Dataset rows about figures

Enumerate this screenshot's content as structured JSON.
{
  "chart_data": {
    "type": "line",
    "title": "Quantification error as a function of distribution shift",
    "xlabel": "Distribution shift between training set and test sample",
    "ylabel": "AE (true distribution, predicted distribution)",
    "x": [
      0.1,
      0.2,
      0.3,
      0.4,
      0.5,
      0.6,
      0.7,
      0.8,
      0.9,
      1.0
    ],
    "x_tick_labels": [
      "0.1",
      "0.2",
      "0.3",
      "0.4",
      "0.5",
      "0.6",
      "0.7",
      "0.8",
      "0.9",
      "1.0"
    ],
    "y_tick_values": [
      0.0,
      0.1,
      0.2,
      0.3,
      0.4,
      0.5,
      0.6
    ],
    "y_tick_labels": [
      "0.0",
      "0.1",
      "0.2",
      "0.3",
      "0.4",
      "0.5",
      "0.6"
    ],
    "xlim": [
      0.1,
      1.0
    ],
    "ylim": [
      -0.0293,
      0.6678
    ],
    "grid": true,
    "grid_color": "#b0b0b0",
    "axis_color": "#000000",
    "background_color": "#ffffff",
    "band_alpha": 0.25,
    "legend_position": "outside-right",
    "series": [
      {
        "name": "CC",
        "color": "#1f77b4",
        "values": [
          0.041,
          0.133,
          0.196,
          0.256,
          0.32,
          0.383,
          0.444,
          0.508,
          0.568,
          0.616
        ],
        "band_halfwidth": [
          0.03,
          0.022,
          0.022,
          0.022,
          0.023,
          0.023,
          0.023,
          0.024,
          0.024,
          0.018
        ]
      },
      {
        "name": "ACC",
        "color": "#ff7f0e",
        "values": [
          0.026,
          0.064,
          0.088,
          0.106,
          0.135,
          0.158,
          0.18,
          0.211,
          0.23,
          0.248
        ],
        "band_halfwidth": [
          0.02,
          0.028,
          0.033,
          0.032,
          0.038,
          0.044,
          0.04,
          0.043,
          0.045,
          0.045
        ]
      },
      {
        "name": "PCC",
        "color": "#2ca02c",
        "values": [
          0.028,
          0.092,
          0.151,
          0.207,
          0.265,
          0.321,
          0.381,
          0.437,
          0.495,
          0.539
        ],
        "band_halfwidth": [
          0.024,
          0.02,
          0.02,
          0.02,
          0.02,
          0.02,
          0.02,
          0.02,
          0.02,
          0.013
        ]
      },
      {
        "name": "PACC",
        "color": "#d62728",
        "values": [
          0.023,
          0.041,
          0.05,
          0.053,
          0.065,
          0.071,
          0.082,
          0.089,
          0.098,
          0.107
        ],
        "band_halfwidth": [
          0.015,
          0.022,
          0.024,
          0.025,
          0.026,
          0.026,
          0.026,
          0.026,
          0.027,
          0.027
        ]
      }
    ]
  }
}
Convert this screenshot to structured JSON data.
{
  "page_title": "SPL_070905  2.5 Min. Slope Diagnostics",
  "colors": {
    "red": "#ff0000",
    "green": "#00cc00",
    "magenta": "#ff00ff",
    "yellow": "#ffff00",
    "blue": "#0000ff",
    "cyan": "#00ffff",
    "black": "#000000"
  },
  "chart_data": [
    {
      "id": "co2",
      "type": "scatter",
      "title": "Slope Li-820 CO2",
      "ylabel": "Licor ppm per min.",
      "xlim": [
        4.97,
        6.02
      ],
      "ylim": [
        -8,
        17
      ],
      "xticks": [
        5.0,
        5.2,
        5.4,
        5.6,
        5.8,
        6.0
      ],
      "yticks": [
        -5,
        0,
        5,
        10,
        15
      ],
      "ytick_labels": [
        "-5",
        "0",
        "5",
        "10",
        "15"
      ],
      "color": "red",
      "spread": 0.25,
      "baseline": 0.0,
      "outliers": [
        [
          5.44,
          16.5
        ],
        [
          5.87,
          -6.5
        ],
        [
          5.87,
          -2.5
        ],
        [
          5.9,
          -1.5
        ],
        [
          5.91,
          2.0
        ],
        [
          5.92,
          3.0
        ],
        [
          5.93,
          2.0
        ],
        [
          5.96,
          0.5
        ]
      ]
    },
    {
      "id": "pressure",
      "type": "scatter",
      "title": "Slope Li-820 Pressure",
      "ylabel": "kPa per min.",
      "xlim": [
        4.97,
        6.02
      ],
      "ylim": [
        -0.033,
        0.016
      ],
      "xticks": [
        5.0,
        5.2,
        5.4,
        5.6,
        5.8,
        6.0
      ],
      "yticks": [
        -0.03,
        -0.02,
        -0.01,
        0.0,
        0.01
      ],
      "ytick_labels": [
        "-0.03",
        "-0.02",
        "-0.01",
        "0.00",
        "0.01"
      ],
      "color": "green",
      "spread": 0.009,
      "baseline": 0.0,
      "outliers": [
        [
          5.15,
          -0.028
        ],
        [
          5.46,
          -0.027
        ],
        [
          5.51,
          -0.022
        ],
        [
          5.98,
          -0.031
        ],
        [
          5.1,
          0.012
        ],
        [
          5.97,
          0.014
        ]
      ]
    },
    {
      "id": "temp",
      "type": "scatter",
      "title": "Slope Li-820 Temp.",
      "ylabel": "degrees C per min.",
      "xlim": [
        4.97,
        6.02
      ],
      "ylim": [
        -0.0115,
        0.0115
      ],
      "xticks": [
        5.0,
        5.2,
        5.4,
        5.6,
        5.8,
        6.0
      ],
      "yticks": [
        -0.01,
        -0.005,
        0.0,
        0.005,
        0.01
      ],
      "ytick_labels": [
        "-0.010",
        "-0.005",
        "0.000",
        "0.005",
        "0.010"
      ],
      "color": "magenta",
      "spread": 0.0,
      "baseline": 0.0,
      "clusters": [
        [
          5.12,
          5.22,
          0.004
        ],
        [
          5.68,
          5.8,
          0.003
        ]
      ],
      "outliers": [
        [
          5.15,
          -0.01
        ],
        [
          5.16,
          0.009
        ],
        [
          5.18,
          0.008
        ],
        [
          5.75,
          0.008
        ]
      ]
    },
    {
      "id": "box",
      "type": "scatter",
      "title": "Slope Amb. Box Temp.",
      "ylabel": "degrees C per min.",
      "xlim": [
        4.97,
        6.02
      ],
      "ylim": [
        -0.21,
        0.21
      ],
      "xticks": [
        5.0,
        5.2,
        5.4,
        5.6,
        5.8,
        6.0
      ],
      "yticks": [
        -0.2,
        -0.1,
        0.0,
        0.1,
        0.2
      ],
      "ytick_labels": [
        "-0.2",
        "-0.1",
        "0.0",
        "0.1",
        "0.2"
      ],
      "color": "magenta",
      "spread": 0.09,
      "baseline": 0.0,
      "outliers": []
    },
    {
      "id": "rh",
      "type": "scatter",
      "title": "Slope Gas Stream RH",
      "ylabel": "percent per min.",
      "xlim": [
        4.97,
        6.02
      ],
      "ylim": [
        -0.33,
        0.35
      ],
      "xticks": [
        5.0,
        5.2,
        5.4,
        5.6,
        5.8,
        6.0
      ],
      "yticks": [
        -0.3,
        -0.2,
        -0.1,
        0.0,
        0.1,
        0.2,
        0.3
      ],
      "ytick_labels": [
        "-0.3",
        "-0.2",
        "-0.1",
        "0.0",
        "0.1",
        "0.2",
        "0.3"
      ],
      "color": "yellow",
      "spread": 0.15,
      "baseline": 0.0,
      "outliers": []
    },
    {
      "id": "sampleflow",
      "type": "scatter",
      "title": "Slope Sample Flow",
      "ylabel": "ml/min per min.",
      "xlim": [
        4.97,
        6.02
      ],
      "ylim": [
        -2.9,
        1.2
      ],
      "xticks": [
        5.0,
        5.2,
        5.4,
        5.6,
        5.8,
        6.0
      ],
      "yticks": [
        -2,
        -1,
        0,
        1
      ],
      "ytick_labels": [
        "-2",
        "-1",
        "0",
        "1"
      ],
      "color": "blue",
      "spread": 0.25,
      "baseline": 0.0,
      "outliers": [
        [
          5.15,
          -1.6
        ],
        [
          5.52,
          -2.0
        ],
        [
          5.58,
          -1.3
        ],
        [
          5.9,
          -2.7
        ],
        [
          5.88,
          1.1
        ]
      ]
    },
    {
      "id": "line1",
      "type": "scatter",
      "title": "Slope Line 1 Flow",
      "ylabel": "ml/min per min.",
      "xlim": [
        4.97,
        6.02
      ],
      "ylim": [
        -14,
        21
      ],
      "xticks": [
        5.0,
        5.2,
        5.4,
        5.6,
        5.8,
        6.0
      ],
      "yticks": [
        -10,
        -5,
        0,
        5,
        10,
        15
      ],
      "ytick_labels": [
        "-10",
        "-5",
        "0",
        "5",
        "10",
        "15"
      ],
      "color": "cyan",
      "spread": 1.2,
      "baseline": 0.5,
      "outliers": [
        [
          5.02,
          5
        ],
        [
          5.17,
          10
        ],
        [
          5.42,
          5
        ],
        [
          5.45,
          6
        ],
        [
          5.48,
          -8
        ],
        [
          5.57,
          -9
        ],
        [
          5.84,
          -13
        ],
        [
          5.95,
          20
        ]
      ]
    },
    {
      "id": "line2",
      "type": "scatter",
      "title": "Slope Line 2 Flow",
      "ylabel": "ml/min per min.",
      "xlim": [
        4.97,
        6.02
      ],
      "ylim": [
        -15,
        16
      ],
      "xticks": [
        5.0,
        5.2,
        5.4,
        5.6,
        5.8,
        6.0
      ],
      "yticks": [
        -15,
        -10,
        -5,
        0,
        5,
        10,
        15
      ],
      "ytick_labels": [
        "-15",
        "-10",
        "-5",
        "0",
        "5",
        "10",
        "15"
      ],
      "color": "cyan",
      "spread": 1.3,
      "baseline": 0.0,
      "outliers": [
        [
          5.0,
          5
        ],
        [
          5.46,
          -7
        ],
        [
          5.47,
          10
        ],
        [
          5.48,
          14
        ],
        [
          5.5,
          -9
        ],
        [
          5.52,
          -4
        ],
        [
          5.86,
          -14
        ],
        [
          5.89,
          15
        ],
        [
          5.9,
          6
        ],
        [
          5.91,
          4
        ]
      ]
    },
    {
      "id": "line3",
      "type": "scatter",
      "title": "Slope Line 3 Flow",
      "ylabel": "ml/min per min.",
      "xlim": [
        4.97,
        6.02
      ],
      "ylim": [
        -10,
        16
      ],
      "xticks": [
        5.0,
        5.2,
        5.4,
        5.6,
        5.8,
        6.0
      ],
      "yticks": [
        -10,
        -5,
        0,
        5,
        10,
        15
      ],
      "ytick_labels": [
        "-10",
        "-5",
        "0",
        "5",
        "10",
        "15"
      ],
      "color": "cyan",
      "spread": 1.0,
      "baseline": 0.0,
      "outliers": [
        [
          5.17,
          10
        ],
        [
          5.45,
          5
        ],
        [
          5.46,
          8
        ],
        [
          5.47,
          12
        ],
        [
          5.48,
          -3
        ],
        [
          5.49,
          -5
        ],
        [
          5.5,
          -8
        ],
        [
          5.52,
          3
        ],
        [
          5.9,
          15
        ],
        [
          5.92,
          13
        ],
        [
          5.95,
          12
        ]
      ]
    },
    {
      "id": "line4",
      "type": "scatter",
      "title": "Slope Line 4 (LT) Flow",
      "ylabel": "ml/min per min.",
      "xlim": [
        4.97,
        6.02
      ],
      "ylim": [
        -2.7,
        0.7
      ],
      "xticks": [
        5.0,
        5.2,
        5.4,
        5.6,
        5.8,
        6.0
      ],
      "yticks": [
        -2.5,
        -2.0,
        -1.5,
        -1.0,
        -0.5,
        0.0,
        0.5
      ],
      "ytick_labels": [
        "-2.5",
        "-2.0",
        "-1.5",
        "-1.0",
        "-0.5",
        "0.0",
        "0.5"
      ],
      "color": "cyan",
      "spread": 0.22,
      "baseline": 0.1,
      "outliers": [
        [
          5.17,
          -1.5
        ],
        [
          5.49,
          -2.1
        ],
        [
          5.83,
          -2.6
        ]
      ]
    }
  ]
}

WORK TO BE COMPLETED:
Read the entries and select each line where the word "shift" is found.

EXERCISE OUTPUT:
    "title": "Quantification error as a function of distribution shift",
    "xlabel": "Distribution shift between training set and test sample",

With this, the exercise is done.